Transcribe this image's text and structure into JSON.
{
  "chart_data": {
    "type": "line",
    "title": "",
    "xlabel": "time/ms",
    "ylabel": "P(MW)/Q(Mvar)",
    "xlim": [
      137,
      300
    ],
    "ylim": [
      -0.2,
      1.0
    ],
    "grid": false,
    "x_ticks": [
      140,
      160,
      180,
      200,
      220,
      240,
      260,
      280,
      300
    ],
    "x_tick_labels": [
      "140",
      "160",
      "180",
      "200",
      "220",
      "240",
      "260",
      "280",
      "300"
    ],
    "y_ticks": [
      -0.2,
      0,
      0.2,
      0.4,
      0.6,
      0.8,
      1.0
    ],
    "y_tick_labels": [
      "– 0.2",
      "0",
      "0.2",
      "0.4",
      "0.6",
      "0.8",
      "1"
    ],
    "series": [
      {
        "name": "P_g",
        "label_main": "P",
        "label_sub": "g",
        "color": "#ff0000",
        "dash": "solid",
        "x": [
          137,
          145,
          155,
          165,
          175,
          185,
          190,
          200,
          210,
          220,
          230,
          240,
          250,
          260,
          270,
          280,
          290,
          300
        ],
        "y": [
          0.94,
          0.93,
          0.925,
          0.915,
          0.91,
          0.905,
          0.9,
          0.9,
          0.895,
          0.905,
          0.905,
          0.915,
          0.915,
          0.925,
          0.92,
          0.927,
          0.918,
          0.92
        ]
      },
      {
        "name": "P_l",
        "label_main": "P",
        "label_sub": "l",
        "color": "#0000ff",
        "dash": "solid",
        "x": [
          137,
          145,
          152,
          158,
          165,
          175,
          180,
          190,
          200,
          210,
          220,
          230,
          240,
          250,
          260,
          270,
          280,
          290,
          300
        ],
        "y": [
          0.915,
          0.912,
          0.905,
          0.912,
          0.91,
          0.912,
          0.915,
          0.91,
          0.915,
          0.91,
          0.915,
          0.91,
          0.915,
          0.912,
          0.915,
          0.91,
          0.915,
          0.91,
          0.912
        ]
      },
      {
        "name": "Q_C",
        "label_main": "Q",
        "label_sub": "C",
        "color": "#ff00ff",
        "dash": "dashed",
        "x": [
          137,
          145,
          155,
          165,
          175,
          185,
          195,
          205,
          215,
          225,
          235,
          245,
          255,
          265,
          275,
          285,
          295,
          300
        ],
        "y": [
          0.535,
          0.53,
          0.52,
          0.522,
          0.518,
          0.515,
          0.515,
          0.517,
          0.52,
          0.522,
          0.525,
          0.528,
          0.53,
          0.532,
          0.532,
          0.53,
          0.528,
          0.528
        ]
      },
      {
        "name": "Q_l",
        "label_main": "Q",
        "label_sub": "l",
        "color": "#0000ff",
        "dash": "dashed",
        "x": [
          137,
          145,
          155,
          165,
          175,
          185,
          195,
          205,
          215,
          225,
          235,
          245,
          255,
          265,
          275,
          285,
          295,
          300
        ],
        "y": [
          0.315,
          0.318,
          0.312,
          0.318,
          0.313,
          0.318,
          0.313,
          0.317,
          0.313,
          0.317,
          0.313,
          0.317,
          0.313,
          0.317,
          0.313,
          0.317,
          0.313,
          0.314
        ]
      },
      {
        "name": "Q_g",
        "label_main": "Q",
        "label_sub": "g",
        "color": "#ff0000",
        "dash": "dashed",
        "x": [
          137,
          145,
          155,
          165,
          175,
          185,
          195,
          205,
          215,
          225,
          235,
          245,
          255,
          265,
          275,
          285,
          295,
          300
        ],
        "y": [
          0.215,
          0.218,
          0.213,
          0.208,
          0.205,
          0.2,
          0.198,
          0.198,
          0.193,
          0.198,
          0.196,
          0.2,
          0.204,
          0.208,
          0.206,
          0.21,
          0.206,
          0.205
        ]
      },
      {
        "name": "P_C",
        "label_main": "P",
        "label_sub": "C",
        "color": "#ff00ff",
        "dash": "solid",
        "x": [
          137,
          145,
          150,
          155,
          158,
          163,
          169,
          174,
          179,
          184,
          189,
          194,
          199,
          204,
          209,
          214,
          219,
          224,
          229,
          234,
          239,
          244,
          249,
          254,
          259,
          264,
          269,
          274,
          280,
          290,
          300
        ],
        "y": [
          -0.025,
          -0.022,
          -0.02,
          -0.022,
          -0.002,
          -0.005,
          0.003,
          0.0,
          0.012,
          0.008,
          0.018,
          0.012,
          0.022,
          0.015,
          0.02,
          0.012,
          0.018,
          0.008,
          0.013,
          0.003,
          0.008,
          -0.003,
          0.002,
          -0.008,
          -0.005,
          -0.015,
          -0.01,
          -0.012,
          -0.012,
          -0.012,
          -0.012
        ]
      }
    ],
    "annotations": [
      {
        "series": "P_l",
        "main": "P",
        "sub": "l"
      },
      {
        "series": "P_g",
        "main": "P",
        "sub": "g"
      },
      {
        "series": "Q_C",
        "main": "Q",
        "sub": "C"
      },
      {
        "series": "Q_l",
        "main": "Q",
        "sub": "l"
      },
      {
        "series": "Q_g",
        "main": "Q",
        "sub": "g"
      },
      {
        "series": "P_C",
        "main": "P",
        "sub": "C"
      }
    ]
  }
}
────────────────
What you are asked to do: Go through the listing above and return every line where the word "name" occurs.

Task result:
        "name": "P_g",
        "name": "P_l",
        "name": "Q_C",
        "name": "Q_l",
        "name": "Q_g",
        "name": "P_C",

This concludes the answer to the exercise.